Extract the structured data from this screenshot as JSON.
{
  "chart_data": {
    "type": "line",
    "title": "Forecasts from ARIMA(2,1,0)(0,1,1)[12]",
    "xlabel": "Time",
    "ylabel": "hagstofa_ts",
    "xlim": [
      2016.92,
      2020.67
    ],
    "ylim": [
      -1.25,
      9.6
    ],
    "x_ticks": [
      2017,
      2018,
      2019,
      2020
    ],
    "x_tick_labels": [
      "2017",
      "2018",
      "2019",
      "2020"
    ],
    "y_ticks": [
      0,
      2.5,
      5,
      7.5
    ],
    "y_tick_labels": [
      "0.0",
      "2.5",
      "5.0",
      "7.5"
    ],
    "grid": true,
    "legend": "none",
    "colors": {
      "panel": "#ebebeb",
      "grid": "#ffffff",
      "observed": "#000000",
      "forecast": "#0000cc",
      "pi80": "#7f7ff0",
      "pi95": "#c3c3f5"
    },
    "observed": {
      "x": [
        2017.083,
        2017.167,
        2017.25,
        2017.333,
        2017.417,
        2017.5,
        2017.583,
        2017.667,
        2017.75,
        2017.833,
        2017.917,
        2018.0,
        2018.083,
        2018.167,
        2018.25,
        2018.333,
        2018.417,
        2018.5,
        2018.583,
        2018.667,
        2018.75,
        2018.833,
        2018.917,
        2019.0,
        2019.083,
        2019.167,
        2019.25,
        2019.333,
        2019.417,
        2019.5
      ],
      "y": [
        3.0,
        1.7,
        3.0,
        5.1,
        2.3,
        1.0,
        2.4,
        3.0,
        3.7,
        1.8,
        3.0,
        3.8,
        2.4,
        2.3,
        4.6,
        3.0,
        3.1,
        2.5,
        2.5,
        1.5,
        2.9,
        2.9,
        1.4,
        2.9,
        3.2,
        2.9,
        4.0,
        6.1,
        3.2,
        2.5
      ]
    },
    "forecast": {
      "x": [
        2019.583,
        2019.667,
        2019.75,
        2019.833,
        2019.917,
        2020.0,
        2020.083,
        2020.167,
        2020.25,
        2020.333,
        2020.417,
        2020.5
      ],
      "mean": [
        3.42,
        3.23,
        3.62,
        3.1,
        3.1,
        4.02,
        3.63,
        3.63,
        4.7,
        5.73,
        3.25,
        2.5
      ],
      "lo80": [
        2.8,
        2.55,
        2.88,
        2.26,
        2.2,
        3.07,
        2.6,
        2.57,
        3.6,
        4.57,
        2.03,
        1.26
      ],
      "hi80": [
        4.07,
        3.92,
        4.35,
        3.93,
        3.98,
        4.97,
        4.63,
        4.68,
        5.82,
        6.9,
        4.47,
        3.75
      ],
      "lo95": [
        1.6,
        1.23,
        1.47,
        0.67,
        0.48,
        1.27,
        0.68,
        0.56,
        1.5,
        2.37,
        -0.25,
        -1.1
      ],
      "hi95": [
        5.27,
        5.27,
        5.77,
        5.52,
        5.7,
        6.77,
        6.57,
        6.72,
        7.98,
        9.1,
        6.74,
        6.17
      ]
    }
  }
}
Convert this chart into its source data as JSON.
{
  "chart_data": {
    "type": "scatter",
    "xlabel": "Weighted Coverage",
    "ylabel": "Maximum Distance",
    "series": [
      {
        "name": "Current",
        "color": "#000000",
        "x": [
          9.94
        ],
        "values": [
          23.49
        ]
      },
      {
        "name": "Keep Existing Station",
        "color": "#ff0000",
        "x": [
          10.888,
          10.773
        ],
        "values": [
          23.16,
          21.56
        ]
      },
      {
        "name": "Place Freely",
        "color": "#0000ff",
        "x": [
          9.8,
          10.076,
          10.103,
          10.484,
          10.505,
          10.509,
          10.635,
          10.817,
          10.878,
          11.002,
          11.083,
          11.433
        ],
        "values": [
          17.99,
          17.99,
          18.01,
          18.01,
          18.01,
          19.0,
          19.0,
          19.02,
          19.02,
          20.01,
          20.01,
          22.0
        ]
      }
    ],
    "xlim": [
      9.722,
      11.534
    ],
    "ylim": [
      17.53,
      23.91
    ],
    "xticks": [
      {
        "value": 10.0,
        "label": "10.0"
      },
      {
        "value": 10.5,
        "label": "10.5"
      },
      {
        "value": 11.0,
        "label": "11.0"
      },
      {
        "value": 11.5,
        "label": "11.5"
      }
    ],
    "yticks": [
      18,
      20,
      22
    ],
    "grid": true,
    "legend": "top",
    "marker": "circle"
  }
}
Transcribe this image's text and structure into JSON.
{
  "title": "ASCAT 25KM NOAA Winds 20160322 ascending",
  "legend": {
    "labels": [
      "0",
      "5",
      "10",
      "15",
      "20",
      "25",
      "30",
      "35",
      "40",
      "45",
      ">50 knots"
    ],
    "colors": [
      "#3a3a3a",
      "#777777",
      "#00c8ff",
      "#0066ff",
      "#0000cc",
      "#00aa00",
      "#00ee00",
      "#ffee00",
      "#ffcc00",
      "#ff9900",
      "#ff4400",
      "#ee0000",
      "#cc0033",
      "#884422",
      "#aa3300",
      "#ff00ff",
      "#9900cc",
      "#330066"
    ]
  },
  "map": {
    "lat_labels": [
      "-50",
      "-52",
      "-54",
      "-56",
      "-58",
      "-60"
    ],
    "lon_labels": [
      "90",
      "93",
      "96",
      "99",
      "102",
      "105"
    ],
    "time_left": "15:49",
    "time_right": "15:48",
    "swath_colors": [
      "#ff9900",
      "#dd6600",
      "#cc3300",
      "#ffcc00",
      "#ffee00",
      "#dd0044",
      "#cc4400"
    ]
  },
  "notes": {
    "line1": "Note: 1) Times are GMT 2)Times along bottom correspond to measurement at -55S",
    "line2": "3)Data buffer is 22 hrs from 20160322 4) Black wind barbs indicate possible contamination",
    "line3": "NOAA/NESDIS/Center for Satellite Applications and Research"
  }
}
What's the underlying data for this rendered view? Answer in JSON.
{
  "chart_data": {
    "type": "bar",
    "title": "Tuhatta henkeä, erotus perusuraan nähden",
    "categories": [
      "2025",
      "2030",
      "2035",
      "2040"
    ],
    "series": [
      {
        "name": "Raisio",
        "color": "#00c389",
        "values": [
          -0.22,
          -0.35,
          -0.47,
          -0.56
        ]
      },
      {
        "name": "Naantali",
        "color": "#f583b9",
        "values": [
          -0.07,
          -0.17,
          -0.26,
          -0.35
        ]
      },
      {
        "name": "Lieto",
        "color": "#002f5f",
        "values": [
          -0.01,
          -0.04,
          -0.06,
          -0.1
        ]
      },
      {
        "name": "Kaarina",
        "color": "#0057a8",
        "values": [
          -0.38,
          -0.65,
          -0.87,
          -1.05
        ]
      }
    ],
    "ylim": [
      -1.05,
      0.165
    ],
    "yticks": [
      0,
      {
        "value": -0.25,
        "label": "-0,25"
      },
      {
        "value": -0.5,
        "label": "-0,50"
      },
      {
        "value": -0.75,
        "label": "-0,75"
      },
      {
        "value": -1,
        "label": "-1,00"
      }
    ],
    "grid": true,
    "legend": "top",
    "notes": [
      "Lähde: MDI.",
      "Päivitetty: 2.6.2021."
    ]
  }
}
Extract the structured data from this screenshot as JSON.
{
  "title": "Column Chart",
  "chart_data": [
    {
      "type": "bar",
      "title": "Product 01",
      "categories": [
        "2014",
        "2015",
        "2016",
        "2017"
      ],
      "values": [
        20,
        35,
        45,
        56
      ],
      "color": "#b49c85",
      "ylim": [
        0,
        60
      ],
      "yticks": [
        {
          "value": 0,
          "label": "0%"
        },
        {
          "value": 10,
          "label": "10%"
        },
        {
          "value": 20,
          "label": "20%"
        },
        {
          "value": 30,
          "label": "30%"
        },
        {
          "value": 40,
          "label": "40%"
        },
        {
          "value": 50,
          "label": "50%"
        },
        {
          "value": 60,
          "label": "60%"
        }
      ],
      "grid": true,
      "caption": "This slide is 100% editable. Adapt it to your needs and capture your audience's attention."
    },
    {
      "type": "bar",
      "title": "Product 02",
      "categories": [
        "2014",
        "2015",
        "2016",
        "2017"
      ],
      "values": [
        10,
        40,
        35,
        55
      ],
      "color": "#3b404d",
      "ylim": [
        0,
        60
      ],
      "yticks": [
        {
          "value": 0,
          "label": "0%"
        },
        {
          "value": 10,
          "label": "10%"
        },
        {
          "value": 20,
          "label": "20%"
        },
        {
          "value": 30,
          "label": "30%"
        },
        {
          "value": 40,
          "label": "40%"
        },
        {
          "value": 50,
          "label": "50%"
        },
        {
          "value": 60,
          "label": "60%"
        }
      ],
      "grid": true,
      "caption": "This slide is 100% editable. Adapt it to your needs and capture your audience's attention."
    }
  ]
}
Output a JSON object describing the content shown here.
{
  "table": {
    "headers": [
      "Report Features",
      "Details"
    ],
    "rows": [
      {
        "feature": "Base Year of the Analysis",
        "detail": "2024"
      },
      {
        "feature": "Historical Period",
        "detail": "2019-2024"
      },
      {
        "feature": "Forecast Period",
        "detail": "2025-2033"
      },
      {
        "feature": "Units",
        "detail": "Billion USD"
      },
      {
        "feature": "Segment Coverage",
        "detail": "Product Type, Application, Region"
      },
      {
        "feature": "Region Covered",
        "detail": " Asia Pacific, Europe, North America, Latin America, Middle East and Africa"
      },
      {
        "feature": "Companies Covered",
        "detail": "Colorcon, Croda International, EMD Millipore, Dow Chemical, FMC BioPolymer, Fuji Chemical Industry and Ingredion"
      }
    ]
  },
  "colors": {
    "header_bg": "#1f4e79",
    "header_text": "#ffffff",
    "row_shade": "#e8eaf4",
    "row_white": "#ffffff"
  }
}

——

- [EXERCISE AIM]
Copy, from the material, each line that holds the string "ffffff".

- [WRITTEN SOLUTION]
      "grid": "#ffffff",
    "header_text": "#ffffff",
    "row_white": "#ffffff"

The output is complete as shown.